Type out the records that follow, exactly as given.

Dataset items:

==================================================

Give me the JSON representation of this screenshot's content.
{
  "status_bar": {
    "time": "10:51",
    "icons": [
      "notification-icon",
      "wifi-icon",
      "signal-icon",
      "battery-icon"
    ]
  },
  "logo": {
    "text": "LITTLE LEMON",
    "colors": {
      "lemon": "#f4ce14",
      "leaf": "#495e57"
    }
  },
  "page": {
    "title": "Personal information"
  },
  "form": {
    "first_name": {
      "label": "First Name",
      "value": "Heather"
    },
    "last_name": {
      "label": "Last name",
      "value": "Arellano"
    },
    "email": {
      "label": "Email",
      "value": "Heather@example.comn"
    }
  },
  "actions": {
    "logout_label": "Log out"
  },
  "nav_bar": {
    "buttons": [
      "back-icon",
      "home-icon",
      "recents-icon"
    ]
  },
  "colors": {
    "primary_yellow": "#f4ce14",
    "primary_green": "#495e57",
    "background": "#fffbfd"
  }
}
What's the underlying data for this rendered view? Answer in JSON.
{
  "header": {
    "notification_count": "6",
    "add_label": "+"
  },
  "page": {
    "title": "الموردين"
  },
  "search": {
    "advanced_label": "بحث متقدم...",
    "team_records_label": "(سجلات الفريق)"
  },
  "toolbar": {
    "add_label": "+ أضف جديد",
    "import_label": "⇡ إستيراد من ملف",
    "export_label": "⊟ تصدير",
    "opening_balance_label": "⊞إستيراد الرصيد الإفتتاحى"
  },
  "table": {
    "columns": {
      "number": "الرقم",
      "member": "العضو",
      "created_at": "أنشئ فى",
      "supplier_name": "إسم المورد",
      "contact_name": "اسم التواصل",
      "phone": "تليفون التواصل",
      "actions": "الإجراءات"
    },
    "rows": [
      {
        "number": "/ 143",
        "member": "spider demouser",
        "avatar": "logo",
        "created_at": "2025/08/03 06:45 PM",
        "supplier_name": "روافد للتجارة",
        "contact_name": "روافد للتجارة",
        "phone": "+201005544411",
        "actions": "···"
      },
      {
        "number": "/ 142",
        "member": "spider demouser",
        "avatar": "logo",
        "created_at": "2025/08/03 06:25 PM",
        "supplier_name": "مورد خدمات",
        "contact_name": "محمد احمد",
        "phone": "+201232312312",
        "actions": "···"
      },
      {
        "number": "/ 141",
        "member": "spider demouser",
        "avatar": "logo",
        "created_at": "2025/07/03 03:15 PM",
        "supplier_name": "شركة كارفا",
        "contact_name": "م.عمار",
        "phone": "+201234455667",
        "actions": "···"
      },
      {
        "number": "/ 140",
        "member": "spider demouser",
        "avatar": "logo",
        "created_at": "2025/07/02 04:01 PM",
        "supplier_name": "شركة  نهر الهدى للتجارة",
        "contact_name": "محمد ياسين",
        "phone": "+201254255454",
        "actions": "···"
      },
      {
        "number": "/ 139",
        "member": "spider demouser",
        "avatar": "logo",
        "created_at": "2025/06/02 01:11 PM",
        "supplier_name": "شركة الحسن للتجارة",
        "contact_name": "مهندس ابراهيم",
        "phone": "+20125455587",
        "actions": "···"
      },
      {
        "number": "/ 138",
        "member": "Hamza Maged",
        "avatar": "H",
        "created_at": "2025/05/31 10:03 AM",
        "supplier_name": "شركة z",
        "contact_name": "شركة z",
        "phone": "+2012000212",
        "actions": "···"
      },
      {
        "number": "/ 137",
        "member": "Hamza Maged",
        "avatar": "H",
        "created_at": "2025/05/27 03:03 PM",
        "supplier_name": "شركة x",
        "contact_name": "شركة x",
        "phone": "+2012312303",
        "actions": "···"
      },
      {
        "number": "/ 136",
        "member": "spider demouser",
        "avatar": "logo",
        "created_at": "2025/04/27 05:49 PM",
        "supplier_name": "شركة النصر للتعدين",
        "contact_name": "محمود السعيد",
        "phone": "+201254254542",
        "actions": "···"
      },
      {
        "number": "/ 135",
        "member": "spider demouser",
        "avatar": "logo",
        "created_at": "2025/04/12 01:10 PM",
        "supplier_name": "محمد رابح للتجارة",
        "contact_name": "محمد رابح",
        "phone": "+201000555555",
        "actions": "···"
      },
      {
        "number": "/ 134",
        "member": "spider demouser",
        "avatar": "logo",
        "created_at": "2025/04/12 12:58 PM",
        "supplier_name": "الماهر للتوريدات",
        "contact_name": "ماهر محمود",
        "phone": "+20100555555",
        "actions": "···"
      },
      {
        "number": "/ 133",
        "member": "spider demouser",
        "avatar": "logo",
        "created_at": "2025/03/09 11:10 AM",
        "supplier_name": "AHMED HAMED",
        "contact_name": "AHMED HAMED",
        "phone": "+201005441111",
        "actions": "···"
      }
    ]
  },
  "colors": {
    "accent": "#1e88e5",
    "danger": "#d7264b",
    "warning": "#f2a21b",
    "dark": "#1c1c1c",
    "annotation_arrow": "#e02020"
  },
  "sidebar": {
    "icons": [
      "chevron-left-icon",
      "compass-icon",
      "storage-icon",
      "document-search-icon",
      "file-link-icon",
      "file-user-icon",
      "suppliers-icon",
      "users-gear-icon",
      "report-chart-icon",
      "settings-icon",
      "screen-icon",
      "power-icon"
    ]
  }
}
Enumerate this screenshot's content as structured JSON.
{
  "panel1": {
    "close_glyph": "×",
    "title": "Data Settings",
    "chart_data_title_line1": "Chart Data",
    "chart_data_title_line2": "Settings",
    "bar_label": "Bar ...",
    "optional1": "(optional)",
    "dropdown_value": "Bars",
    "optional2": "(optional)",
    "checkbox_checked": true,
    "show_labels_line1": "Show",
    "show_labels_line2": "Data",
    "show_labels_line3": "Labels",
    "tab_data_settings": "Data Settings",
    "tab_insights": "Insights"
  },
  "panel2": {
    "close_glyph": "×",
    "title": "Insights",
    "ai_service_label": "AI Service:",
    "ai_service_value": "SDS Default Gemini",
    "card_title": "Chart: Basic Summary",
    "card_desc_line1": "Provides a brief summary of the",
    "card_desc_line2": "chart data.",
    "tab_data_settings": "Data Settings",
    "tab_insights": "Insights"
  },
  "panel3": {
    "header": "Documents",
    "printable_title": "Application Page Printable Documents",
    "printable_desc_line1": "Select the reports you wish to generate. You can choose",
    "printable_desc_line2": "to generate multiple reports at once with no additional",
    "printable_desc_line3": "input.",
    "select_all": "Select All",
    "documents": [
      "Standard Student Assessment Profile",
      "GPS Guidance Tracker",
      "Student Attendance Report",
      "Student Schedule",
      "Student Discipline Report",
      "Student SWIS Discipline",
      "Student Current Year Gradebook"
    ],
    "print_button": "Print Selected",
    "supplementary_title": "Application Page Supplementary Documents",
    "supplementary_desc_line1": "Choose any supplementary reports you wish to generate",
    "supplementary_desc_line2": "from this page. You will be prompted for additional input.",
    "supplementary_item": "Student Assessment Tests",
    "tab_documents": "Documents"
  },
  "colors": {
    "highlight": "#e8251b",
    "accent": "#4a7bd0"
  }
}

==================================================

RESULT:
Give me the JSON representation of this screenshot's content.
{
  "status_bar": {
    "time": "10:51",
    "icons": [
      "notification-icon",
      "wifi-icon",
      "signal-icon",
      "battery-icon"
    ]
  },
  "logo": {
    "text": "LITTLE LEMON",
    "colors": {
      "lemon": "#f4ce14",
      "leaf": "#495e57"
    }
  },
  "page": {
    "title": "Personal information"
  },
  "form": {
    "first_name": {
      "label": "First Name",
      "value": "Heather"
    },
    "last_name": {
      "label": "Last name",
      "value": "Arellano"
    },
    "email": {
      "label": "Email",
      "value": "Heather@example.comn"
    }
  },
  "actions": {
    "logout_label": "Log out"
  },
  "nav_bar": {
    "buttons": [
      "back-icon",
      "home-icon",
      "recents-icon"
    ]
  },
  "colors": {
    "primary_yellow": "#f4ce14",
    "primary_green": "#495e57",
    "background": "#fffbfd"
  }
}
What's the underlying data for this rendered view? Answer in JSON.
{
  "header": {
    "notification_count": "6",
    "add_label": "+"
  },
  "page": {
    "title": "الموردين"
  },
  "search": {
    "advanced_label": "بحث متقدم...",
    "team_records_label": "(سجلات الفريق)"
  },
  "toolbar": {
    "add_label": "+ أضف جديد",
    "import_label": "⇡ إستيراد من ملف",
    "export_label": "⊟ تصدير",
    "opening_balance_label": "⊞إستيراد الرصيد الإفتتاحى"
  },
  "table": {
    "columns": {
      "number": "الرقم",
      "member": "العضو",
      "created_at": "أنشئ فى",
      "supplier_name": "إسم المورد",
      "contact_name": "اسم التواصل",
      "phone": "تليفون التواصل",
      "actions": "الإجراءات"
    },
    "rows": [
      {
        "number": "/ 143",
        "member": "spider demouser",
        "avatar": "logo",
        "created_at": "2025/08/03 06:45 PM",
        "supplier_name": "روافد للتجارة",
        "contact_name": "روافد للتجارة",
        "phone": "+201005544411",
        "actions": "···"
      },
      {
        "number": "/ 142",
        "member": "spider demouser",
        "avatar": "logo",
        "created_at": "2025/08/03 06:25 PM",
        "supplier_name": "مورد خدمات",
        "contact_name": "محمد احمد",
        "phone": "+201232312312",
        "actions": "···"
      },
      {
        "number": "/ 141",
        "member": "spider demouser",
        "avatar": "logo",
        "created_at": "2025/07/03 03:15 PM",
        "supplier_name": "شركة كارفا",
        "contact_name": "م.عمار",
        "phone": "+201234455667",
        "actions": "···"
      },
      {
        "number": "/ 140",
        "member": "spider demouser",
        "avatar": "logo",
        "created_at": "2025/07/02 04:01 PM",
        "supplier_name": "شركة  نهر الهدى للتجارة",
        "contact_name": "محمد ياسين",
        "phone": "+201254255454",
        "actions": "···"
      },
      {
        "number": "/ 139",
        "member": "spider demouser",
        "avatar": "logo",
        "created_at": "2025/06/02 01:11 PM",
        "supplier_name": "شركة الحسن للتجارة",
        "contact_name": "مهندس ابراهيم",
        "phone": "+20125455587",
        "actions": "···"
      },
      {
        "number": "/ 138",
        "member": "Hamza Maged",
        "avatar": "H",
        "created_at": "2025/05/31 10:03 AM",
        "supplier_name": "شركة z",
        "contact_name": "شركة z",
        "phone": "+2012000212",
        "actions": "···"
      },
      {
        "number": "/ 137",
        "member": "Hamza Maged",
        "avatar": "H",
        "created_at": "2025/05/27 03:03 PM",
        "supplier_name": "شركة x",
        "contact_name": "شركة x",
        "phone": "+2012312303",
        "actions": "···"
      },
      {
        "number": "/ 136",
        "member": "spider demouser",
        "avatar": "logo",
        "created_at": "2025/04/27 05:49 PM",
        "supplier_name": "شركة النصر للتعدين",
        "contact_name": "محمود السعيد",
        "phone": "+201254254542",
        "actions": "···"
      },
      {
        "number": "/ 135",
        "member": "spider demouser",
        "avatar": "logo",
        "created_at": "2025/04/12 01:10 PM",
        "supplier_name": "محمد رابح للتجارة",
        "contact_name": "محمد رابح",
        "phone": "+201000555555",
        "actions": "···"
      },
      {
        "number": "/ 134",
        "member": "spider demouser",
        "avatar": "logo",
        "created_at": "2025/04/12 12:58 PM",
        "supplier_name": "الماهر للتوريدات",
        "contact_name": "ماهر محمود",
        "phone": "+20100555555",
        "actions": "···"
      },
      {
        "number": "/ 133",
        "member": "spider demouser",
        "avatar": "logo",
        "created_at": "2025/03/09 11:10 AM",
        "supplier_name": "AHMED HAMED",
        "contact_name": "AHMED HAMED",
        "phone": "+201005441111",
        "actions": "···"
      }
    ]
  },
  "colors": {
    "accent": "#1e88e5",
    "danger": "#d7264b",
    "warning": "#f2a21b",
    "dark": "#1c1c1c",
    "annotation_arrow": "#e02020"
  },
  "sidebar": {
    "icons": [
      "chevron-left-icon",
      "compass-icon",
      "storage-icon",
      "document-search-icon",
      "file-link-icon",
      "file-user-icon",
      "suppliers-icon",
      "users-gear-icon",
      "report-chart-icon",
      "settings-icon",
      "screen-icon",
      "power-icon"
    ]
  }
}
Enumerate this screenshot's content as structured JSON.
{
  "panel1": {
    "close_glyph": "×",
    "title": "Data Settings",
    "chart_data_title_line1": "Chart Data",
    "chart_data_title_line2": "Settings",
    "bar_label": "Bar ...",
    "optional1": "(optional)",
    "dropdown_value": "Bars",
    "optional2": "(optional)",
    "checkbox_checked": true,
    "show_labels_line1": "Show",
    "show_labels_line2": "Data",
    "show_labels_line3": "Labels",
    "tab_data_settings": "Data Settings",
    "tab_insights": "Insights"
  },
  "panel2": {
    "close_glyph": "×",
    "title": "Insights",
    "ai_service_label": "AI Service:",
    "ai_service_value": "SDS Default Gemini",
    "card_title": "Chart: Basic Summary",
    "card_desc_line1": "Provides a brief summary of the",
    "card_desc_line2": "chart data.",
    "tab_data_settings": "Data Settings",
    "tab_insights": "Insights"
  },
  "panel3": {
    "header": "Documents",
    "printable_title": "Application Page Printable Documents",
    "printable_desc_line1": "Select the reports you wish to generate. You can choose",
    "printable_desc_line2": "to generate multiple reports at once with no additional",
    "printable_desc_line3": "input.",
    "select_all": "Select All",
    "documents": [
      "Standard Student Assessment Profile",
      "GPS Guidance Tracker",
      "Student Attendance Report",
      "Student Schedule",
      "Student Discipline Report",
      "Student SWIS Discipline",
      "Student Current Year Gradebook"
    ],
    "print_button": "Print Selected",
    "supplementary_title": "Application Page Supplementary Documents",
    "supplementary_desc_line1": "Choose any supplementary reports you wish to generate",
    "supplementary_desc_line2": "from this page. You will be prompted for additional input.",
    "supplementary_item": "Student Assessment Tests",
    "tab_documents": "Documents"
  },
  "colors": {
    "highlight": "#e8251b",
    "accent": "#4a7bd0"
  }
}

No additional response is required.